_INPUT ROWS_.
## Begin

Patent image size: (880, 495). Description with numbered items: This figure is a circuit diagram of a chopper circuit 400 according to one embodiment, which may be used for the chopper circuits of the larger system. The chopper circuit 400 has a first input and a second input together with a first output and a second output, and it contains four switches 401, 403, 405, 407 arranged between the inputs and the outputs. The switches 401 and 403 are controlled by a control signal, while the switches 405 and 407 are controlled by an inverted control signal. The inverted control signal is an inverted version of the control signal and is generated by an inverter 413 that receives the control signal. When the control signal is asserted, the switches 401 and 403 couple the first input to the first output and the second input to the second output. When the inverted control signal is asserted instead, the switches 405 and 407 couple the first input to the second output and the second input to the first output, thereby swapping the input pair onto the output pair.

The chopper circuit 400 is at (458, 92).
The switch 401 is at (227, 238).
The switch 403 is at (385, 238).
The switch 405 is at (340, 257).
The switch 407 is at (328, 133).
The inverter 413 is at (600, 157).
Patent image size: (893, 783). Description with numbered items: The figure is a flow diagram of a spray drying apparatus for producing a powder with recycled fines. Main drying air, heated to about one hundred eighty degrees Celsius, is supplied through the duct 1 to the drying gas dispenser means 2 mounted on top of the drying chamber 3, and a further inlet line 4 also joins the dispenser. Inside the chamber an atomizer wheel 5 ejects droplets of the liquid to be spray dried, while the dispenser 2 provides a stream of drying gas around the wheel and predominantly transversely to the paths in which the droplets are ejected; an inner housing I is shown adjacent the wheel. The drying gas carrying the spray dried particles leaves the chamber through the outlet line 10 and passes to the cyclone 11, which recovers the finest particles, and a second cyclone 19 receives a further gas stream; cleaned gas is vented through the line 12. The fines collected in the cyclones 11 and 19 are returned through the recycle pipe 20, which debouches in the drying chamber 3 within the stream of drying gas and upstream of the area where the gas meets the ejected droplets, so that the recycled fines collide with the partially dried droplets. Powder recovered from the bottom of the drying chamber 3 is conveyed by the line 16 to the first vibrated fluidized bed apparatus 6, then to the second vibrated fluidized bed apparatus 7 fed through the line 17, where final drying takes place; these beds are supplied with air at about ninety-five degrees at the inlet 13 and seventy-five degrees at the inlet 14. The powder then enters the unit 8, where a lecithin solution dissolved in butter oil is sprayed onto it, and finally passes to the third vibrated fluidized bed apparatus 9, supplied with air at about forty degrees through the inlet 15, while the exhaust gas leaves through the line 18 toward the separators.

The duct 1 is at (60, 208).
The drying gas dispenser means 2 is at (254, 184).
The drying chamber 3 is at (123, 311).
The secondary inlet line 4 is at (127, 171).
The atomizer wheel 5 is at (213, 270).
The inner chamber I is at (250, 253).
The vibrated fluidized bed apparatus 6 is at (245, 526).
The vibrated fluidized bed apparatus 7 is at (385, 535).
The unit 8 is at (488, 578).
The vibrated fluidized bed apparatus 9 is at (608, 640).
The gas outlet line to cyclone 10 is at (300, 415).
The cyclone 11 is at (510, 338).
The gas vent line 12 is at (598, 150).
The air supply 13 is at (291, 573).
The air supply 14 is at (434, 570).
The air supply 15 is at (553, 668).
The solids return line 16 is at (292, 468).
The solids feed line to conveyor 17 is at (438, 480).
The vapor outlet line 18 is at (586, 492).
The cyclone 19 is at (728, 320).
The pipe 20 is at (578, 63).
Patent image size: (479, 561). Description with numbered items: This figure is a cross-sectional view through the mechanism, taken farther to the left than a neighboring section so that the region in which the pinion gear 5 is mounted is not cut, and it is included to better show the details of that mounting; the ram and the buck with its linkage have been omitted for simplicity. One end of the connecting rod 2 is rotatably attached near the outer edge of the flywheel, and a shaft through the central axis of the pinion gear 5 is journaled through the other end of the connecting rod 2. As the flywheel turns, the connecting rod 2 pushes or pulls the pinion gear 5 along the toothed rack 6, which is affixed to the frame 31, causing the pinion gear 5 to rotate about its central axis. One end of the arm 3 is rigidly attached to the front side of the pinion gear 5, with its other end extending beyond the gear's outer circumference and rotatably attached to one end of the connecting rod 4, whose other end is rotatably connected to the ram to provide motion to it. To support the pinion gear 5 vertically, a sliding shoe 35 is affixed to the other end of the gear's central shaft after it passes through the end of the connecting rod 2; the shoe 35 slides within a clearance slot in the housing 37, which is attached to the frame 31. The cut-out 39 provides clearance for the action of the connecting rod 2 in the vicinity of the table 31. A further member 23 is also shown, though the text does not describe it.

## End

_TASK DESCRIPTION_. Switch "Description with numbered items" to "Numbered description" throughout all of the records, and reproduce the lines with nothing else altered.

_OUTPUT OF THE EXERCISE_.
Patent image size: (880, 495). Numbered description: This figure is a circuit diagram of a chopper circuit 400 according to one embodiment, which may be used for the chopper circuits of the larger system. The chopper circuit 400 has a first input and a second input together with a first output and a second output, and it contains four switches 401, 403, 405, 407 arranged between the inputs and the outputs. The switches 401 and 403 are controlled by a control signal, while the switches 405 and 407 are controlled by an inverted control signal. The inverted control signal is an inverted version of the control signal and is generated by an inverter 413 that receives the control signal. When the control signal is asserted, the switches 401 and 403 couple the first input to the first output and the second input to the second output. When the inverted control signal is asserted instead, the switches 405 and 407 couple the first input to the second output and the second input to the first output, thereby swapping the input pair onto the output pair.

The chopper circuit 400 is at (458, 92).
The switch 401 is at (227, 238).
The switch 403 is at (385, 238).
The switch 405 is at (340, 257).
The switch 407 is at (328, 133).
The inverter 413 is at (600, 157).
Patent image size: (893, 783). Numbered description: The figure is a flow diagram of a spray drying apparatus for producing a powder with recycled fines. Main drying air, heated to about one hundred eighty degrees Celsius, is supplied through the duct 1 to the drying gas dispenser means 2 mounted on top of the drying chamber 3, and a further inlet line 4 also joins the dispenser. Inside the chamber an atomizer wheel 5 ejects droplets of the liquid to be spray dried, while the dispenser 2 provides a stream of drying gas around the wheel and predominantly transversely to the paths in which the droplets are ejected; an inner housing I is shown adjacent the wheel. The drying gas carrying the spray dried particles leaves the chamber through the outlet line 10 and passes to the cyclone 11, which recovers the finest particles, and a second cyclone 19 receives a further gas stream; cleaned gas is vented through the line 12. The fines collected in the cyclones 11 and 19 are returned through the recycle pipe 20, which debouches in the drying chamber 3 within the stream of drying gas and upstream of the area where the gas meets the ejected droplets, so that the recycled fines collide with the partially dried droplets. Powder recovered from the bottom of the drying chamber 3 is conveyed by the line 16 to the first vibrated fluidized bed apparatus 6, then to the second vibrated fluidized bed apparatus 7 fed through the line 17, where final drying takes place; these beds are supplied with air at about ninety-five degrees at the inlet 13 and seventy-five degrees at the inlet 14. The powder then enters the unit 8, where a lecithin solution dissolved in butter oil is sprayed onto it, and finally passes to the third vibrated fluidized bed apparatus 9, supplied with air at about forty degrees through the inlet 15, while the exhaust gas leaves through the line 18 toward the separators.

The duct 1 is at (60, 208).
The drying gas dispenser means 2 is at (254, 184).
The drying chamber 3 is at (123, 311).
The secondary inlet line 4 is at (127, 171).
The atomizer wheel 5 is at (213, 270).
The inner chamber I is at (250, 253).
The vibrated fluidized bed apparatus 6 is at (245, 526).
The vibrated fluidized bed apparatus 7 is at (385, 535).
The unit 8 is at (488, 578).
The vibrated fluidized bed apparatus 9 is at (608, 640).
The gas outlet line to cyclone 10 is at (300, 415).
The cyclone 11 is at (510, 338).
The gas vent line 12 is at (598, 150).
The air supply 13 is at (291, 573).
The air supply 14 is at (434, 570).
The air supply 15 is at (553, 668).
The solids return line 16 is at (292, 468).
The solids feed line to conveyor 17 is at (438, 480).
The vapor outlet line 18 is at (586, 492).
The cyclone 19 is at (728, 320).
The pipe 20 is at (578, 63).
Patent image size: (479, 561). Numbered description: This figure is a cross-sectional view through the mechanism, taken farther to the left than a neighboring section so that the region in which the pinion gear 5 is mounted is not cut, and it is included to better show the details of that mounting; the ram and the buck with its linkage have been omitted for simplicity. One end of the connecting rod 2 is rotatably attached near the outer edge of the flywheel, and a shaft through the central axis of the pinion gear 5 is journaled through the other end of the connecting rod 2. As the flywheel turns, the connecting rod 2 pushes or pulls the pinion gear 5 along the toothed rack 6, which is affixed to the frame 31, causing the pinion gear 5 to rotate about its central axis. One end of the arm 3 is rigidly attached to the front side of the pinion gear 5, with its other end extending beyond the gear's outer circumference and rotatably attached to one end of the connecting rod 4, whose other end is rotatably connected to the ram to provide motion to it. To support the pinion gear 5 vertically, a sliding shoe 35 is affixed to the other end of the gear's central shaft after it passes through the end of the connecting rod 2; the shoe 35 slides within a clearance slot in the housing 37, which is attached to the frame 31. The cut-out 39 provides clearance for the action of the connecting rod 2 in the vicinity of the table 31. A further member 23 is also shown, though the text does not describe it.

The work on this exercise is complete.